*Aim of the exercise*: From the entries below, copy every line that holds the word "HTML".

======== Excerpted data ========

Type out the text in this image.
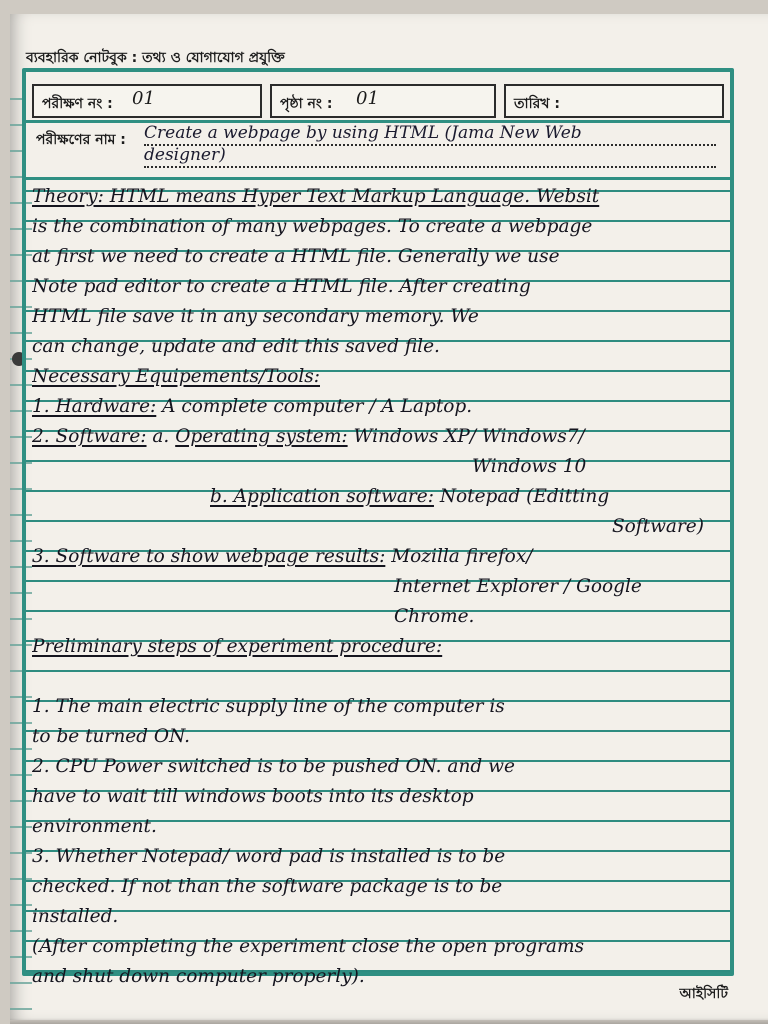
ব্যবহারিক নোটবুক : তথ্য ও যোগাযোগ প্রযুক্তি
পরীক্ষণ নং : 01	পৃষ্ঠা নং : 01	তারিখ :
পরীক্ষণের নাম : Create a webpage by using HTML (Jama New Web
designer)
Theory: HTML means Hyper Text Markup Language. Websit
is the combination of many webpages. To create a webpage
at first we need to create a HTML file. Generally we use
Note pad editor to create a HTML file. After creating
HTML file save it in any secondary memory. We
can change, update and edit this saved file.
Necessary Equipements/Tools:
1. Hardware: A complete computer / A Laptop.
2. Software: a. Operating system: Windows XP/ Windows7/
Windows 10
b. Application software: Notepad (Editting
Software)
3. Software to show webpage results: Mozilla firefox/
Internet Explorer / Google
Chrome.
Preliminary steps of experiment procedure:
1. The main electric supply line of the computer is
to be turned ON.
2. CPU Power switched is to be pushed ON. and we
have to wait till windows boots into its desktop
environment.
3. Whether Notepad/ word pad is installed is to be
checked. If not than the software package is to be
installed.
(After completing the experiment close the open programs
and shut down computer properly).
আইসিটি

========
======== Excerpted data ========

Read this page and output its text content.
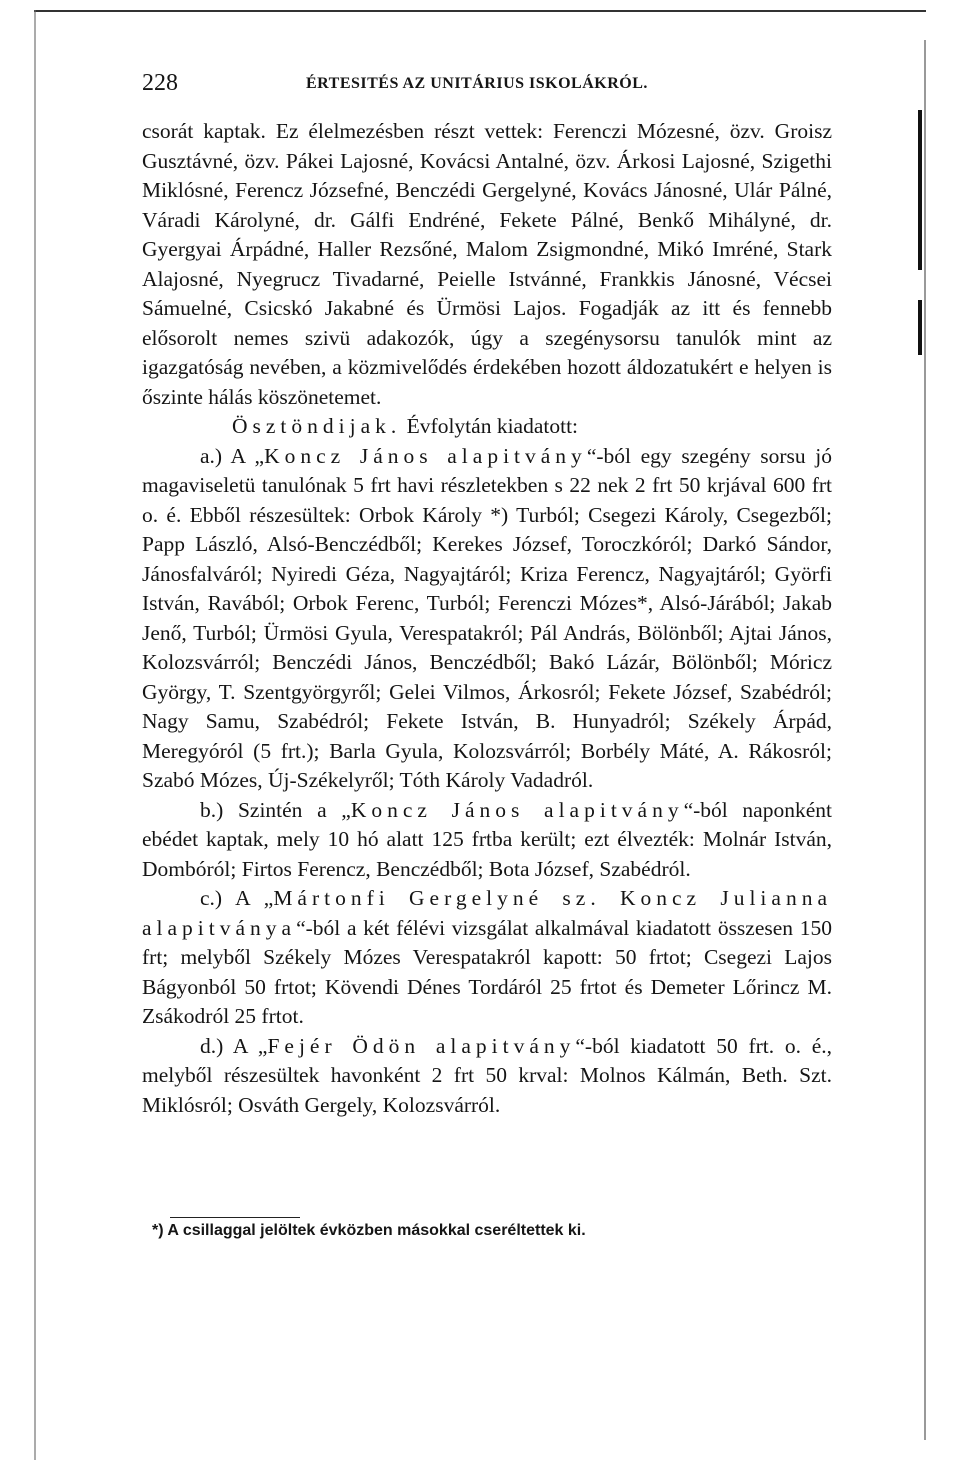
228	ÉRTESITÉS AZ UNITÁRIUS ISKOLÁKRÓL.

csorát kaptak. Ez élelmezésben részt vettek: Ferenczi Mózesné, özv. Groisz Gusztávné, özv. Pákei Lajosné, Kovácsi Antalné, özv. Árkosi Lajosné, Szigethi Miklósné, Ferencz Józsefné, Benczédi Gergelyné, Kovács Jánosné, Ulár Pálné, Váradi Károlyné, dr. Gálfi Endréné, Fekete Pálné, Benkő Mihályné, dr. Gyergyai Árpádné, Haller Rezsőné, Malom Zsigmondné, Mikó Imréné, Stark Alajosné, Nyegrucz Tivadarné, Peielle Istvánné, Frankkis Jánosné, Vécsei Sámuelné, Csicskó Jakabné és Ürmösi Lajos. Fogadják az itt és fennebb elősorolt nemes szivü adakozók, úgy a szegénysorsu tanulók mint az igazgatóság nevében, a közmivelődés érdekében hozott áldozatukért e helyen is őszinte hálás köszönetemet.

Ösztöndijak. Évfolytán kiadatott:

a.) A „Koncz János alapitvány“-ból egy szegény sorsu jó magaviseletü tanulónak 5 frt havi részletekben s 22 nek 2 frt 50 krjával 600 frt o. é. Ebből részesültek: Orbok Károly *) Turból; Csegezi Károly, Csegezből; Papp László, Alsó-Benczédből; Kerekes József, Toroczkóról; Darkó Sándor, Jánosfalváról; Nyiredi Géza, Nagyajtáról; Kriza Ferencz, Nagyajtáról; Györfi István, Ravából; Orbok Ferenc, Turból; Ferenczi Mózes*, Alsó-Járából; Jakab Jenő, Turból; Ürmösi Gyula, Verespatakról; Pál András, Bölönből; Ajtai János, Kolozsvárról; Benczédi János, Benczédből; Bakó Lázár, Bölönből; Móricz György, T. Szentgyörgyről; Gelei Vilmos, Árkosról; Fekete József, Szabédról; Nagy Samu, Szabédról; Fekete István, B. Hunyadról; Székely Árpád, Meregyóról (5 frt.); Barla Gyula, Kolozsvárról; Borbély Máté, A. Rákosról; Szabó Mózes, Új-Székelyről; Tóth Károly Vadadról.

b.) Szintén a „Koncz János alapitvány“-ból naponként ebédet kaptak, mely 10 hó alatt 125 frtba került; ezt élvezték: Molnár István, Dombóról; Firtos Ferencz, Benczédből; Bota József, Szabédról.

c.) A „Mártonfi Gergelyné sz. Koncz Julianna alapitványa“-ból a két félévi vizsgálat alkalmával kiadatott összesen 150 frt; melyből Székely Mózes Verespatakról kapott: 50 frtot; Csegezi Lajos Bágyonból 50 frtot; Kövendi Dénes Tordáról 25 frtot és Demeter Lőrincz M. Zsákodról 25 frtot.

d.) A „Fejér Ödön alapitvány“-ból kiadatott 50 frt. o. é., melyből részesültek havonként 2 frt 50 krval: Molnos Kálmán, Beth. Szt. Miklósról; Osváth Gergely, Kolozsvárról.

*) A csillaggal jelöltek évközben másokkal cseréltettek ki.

========

*The result*:
পরীক্ষণের নাম : Create a webpage by using HTML (Jama New Web
Theory: HTML means Hyper Text Markup Language. Websit
at first we need to create a HTML file. Generally we use
Note pad editor to create a HTML file. After creating
HTML file save it in any secondary memory. We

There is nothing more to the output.